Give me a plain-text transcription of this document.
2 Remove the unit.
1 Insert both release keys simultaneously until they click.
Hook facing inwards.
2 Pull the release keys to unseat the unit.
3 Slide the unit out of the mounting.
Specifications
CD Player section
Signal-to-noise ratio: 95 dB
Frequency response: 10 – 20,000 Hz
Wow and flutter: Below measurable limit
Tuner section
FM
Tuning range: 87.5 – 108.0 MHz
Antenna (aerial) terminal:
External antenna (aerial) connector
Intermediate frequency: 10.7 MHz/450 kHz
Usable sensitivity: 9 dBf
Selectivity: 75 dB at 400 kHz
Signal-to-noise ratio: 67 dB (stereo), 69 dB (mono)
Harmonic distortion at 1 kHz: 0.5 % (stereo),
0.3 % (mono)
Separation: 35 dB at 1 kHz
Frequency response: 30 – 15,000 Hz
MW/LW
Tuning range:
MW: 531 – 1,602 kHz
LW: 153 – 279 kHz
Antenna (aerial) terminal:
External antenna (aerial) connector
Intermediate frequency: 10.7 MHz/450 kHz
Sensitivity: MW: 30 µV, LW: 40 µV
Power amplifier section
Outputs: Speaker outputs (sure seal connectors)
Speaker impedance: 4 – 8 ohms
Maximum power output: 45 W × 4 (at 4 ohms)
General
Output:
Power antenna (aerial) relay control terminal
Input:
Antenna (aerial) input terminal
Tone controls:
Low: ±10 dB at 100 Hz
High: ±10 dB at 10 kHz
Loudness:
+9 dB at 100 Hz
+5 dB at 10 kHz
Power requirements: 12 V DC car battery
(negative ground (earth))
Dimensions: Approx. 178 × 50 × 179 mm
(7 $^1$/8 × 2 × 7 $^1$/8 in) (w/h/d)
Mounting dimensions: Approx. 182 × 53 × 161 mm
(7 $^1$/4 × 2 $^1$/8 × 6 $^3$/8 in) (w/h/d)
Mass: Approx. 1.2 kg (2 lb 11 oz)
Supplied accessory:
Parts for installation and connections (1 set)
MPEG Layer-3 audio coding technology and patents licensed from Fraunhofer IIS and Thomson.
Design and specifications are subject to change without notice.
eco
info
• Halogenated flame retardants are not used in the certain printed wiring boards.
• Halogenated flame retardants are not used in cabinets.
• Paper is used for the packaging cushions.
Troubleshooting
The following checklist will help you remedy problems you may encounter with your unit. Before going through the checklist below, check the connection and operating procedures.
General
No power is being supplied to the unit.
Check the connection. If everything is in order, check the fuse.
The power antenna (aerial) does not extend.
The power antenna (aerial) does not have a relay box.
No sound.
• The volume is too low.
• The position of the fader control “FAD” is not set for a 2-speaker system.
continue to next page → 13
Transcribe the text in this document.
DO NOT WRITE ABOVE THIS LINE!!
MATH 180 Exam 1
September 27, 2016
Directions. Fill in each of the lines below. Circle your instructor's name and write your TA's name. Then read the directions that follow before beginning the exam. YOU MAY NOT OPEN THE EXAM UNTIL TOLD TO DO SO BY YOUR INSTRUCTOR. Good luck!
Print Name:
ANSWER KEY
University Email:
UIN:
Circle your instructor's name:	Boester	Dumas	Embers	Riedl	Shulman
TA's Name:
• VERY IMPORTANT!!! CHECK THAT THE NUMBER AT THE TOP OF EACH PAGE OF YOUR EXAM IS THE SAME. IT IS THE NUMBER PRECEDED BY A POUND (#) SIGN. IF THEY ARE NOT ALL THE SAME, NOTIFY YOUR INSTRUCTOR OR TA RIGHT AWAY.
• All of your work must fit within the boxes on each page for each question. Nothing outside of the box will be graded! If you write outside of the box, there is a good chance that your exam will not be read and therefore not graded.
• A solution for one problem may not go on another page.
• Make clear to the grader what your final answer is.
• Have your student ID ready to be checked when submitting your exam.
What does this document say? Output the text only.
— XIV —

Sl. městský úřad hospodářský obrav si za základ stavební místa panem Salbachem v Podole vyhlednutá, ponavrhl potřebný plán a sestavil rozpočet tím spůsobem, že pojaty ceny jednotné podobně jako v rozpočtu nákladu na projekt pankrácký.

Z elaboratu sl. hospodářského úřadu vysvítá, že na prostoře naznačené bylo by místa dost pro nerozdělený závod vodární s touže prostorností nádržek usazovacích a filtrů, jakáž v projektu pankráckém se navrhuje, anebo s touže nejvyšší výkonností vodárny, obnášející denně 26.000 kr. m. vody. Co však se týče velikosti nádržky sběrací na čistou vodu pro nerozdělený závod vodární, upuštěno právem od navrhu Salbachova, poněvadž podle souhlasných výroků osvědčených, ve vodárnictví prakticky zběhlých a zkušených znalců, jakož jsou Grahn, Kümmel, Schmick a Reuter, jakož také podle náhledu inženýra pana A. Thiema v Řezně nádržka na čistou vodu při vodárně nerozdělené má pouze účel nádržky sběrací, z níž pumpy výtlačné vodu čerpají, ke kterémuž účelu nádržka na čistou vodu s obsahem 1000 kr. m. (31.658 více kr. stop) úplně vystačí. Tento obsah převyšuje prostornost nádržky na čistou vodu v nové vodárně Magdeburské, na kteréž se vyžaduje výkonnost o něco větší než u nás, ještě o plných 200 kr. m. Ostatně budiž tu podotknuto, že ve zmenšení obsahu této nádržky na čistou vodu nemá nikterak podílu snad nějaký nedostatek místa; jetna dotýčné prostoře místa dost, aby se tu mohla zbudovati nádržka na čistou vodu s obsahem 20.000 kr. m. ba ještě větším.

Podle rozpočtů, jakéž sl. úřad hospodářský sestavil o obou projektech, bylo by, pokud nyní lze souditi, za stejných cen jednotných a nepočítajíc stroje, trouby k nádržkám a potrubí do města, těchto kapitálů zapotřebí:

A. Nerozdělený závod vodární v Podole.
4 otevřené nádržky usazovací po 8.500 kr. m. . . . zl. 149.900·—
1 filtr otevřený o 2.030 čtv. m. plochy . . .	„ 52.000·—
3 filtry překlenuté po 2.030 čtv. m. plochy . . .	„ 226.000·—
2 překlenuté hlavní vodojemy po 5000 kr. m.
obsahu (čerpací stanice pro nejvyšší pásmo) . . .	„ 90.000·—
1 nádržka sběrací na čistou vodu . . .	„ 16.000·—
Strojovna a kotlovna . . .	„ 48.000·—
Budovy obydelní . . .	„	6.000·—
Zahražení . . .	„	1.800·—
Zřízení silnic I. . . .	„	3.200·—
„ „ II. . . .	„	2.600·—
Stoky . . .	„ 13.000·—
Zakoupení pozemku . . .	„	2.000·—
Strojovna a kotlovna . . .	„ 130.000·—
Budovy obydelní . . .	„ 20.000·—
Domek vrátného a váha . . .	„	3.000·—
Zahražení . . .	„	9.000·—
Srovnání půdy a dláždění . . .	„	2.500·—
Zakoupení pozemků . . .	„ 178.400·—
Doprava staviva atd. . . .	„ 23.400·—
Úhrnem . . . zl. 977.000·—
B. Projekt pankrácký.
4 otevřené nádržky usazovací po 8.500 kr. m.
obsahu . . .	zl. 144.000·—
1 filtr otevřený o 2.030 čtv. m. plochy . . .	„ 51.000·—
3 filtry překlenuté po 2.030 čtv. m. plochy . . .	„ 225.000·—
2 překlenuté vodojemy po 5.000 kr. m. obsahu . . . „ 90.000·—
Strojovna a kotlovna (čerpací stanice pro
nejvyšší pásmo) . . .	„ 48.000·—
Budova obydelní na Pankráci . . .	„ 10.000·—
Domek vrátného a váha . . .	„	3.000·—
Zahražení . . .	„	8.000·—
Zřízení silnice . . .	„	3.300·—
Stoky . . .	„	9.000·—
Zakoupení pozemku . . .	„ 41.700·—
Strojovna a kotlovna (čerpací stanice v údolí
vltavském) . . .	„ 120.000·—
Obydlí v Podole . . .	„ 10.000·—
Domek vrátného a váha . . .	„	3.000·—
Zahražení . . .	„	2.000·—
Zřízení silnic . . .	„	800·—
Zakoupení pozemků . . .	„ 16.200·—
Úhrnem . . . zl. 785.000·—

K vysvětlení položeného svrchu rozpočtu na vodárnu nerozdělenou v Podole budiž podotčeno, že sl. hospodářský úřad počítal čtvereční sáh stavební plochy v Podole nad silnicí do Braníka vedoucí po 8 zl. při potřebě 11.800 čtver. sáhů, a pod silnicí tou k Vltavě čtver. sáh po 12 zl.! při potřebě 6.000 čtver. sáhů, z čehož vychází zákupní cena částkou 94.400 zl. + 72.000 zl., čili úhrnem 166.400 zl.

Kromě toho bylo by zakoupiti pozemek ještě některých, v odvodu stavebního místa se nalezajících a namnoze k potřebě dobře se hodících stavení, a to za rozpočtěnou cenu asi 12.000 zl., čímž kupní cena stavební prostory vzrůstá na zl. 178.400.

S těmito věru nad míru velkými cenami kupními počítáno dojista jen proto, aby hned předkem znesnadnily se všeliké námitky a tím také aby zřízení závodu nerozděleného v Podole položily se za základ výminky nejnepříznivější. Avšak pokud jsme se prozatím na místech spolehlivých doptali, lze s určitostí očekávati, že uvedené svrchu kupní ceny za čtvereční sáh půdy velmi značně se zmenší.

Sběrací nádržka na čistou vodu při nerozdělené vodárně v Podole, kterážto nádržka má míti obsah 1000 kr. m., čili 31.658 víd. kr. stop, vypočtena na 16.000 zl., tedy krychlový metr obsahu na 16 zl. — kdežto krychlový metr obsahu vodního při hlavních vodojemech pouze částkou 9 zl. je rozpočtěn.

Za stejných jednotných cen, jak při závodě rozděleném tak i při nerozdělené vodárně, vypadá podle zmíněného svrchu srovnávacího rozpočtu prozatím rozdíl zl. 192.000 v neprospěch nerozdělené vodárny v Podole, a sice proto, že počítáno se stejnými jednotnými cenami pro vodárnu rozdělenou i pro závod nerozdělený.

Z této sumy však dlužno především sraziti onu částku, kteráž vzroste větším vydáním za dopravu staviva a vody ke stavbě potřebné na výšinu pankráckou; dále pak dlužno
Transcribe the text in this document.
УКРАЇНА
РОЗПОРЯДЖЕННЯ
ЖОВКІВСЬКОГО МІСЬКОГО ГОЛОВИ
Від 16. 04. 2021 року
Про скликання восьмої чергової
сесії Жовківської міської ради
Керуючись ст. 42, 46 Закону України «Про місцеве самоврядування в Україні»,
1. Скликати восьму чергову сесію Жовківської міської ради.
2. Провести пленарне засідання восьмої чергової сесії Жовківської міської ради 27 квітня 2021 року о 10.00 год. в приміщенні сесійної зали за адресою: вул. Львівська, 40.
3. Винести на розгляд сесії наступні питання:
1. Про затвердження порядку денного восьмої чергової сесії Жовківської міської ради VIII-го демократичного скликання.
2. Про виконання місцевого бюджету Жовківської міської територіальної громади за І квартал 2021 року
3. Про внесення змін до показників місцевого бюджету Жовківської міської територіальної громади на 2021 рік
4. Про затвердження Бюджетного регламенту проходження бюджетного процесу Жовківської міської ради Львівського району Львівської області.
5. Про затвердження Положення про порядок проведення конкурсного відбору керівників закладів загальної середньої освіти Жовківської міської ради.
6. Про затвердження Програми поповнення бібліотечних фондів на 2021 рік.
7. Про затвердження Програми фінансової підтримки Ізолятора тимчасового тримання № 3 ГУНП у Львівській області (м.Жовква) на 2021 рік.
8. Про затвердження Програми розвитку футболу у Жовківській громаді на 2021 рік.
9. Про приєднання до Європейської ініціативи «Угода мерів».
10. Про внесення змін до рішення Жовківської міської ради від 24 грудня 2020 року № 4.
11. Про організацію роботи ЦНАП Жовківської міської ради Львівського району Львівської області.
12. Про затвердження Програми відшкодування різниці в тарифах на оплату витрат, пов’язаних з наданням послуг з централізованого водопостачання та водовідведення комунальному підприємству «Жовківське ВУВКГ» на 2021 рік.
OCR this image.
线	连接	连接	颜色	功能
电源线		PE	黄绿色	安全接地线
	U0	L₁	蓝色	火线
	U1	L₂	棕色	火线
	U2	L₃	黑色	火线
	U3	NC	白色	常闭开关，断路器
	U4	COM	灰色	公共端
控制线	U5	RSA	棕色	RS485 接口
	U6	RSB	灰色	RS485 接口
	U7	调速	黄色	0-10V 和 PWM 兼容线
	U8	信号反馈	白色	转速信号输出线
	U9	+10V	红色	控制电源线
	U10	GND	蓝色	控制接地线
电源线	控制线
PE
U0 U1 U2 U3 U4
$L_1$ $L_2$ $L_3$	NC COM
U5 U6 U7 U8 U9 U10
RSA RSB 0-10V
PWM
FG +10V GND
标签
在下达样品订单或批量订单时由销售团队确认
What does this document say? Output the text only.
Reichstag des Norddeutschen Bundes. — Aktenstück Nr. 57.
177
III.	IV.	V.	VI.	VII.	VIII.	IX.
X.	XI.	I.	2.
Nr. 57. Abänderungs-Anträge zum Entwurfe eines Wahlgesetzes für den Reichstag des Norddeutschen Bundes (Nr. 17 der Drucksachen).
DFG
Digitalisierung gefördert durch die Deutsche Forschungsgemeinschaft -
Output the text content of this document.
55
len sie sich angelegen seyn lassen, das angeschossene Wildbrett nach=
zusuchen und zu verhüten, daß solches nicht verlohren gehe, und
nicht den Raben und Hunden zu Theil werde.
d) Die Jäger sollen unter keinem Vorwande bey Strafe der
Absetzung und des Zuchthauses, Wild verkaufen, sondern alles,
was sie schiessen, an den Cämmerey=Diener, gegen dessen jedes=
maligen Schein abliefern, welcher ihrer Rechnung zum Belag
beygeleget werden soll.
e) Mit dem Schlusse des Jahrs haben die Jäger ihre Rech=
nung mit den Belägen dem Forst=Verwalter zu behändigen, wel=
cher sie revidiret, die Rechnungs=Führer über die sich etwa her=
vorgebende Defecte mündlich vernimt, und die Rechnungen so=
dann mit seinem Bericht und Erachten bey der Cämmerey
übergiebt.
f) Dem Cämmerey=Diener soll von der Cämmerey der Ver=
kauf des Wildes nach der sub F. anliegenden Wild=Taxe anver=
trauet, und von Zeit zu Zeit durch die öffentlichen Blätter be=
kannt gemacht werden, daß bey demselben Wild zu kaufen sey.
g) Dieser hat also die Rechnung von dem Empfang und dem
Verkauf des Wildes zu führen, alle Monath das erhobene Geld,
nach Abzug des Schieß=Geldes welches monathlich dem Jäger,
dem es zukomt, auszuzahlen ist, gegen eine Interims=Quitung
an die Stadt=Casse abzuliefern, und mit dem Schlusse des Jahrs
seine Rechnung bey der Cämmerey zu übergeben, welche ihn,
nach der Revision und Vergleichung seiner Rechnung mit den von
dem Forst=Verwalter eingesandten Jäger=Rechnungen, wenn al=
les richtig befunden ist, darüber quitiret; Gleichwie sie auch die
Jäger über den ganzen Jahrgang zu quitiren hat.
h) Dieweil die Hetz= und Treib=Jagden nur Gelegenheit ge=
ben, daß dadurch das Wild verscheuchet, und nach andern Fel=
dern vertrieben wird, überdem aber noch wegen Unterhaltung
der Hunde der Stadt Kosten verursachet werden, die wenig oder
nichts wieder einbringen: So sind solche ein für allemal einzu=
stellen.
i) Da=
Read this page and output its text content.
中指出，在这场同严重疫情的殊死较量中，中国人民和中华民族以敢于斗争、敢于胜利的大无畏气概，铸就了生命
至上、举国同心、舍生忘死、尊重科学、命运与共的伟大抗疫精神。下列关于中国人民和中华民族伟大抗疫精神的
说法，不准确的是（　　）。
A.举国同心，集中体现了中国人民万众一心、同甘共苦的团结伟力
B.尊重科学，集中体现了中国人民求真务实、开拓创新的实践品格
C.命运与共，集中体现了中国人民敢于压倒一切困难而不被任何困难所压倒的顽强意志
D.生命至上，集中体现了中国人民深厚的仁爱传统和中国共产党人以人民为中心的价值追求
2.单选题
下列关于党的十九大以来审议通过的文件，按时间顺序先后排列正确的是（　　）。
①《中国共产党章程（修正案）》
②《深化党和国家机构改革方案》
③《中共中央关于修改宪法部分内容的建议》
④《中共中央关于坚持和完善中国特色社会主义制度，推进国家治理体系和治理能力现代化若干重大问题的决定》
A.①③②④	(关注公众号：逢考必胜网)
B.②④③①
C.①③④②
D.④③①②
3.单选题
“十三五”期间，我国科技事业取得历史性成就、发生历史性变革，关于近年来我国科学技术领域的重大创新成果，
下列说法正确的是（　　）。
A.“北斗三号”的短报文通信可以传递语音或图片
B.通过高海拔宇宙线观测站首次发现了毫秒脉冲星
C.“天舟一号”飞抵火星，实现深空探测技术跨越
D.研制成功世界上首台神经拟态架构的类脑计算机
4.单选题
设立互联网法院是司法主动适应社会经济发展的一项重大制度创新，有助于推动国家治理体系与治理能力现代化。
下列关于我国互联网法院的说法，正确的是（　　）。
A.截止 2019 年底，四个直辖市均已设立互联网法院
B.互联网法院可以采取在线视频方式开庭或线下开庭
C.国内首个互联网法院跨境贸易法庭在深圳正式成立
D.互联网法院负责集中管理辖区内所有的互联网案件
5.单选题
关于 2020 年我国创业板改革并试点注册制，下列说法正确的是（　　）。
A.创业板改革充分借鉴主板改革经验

----

- _What you are asked to do_
Give again only the lines of the material above that run from the one with "Read this page and output its text content." through the end, both included, exactly as they appear.

- _Answer to the exercise_
Read this page and output its text content.
中指出，在这场同严重疫情的殊死较量中，中国人民和中华民族以敢于斗争、敢于胜利的大无畏气概，铸就了生命
至上、举国同心、舍生忘死、尊重科学、命运与共的伟大抗疫精神。下列关于中国人民和中华民族伟大抗疫精神的
说法，不准确的是（　　）。
A.举国同心，集中体现了中国人民万众一心、同甘共苦的团结伟力
B.尊重科学，集中体现了中国人民求真务实、开拓创新的实践品格
C.命运与共，集中体现了中国人民敢于压倒一切困难而不被任何困难所压倒的顽强意志
D.生命至上，集中体现了中国人民深厚的仁爱传统和中国共产党人以人民为中心的价值追求
2.单选题
下列关于党的十九大以来审议通过的文件，按时间顺序先后排列正确的是（　　）。
①《中国共产党章程（修正案）》
②《深化党和国家机构改革方案》
③《中共中央关于修改宪法部分内容的建议》
④《中共中央关于坚持和完善中国特色社会主义制度，推进国家治理体系和治理能力现代化若干重大问题的决定》
A.①③②④	(关注公众号：逢考必胜网)
B.②④③①
C.①③④②
D.④③①②
3.单选题
“十三五”期间，我国科技事业取得历史性成就、发生历史性变革，关于近年来我国科学技术领域的重大创新成果，
下列说法正确的是（　　）。
A.“北斗三号”的短报文通信可以传递语音或图片
B.通过高海拔宇宙线观测站首次发现了毫秒脉冲星
C.“天舟一号”飞抵火星，实现深空探测技术跨越
D.研制成功世界上首台神经拟态架构的类脑计算机
4.单选题
设立互联网法院是司法主动适应社会经济发展的一项重大制度创新，有助于推动国家治理体系与治理能力现代化。
下列关于我国互联网法院的说法，正确的是（　　）。
A.截止 2019 年底，四个直辖市均已设立互联网法院
B.互联网法院可以采取在线视频方式开庭或线下开庭
C.国内首个互联网法院跨境贸易法庭在深圳正式成立
D.互联网法院负责集中管理辖区内所有的互联网案件
5.单选题
关于 2020 年我国创业板改革并试点注册制，下列说法正确的是（　　）。
A.创业板改革充分借鉴主板改革经验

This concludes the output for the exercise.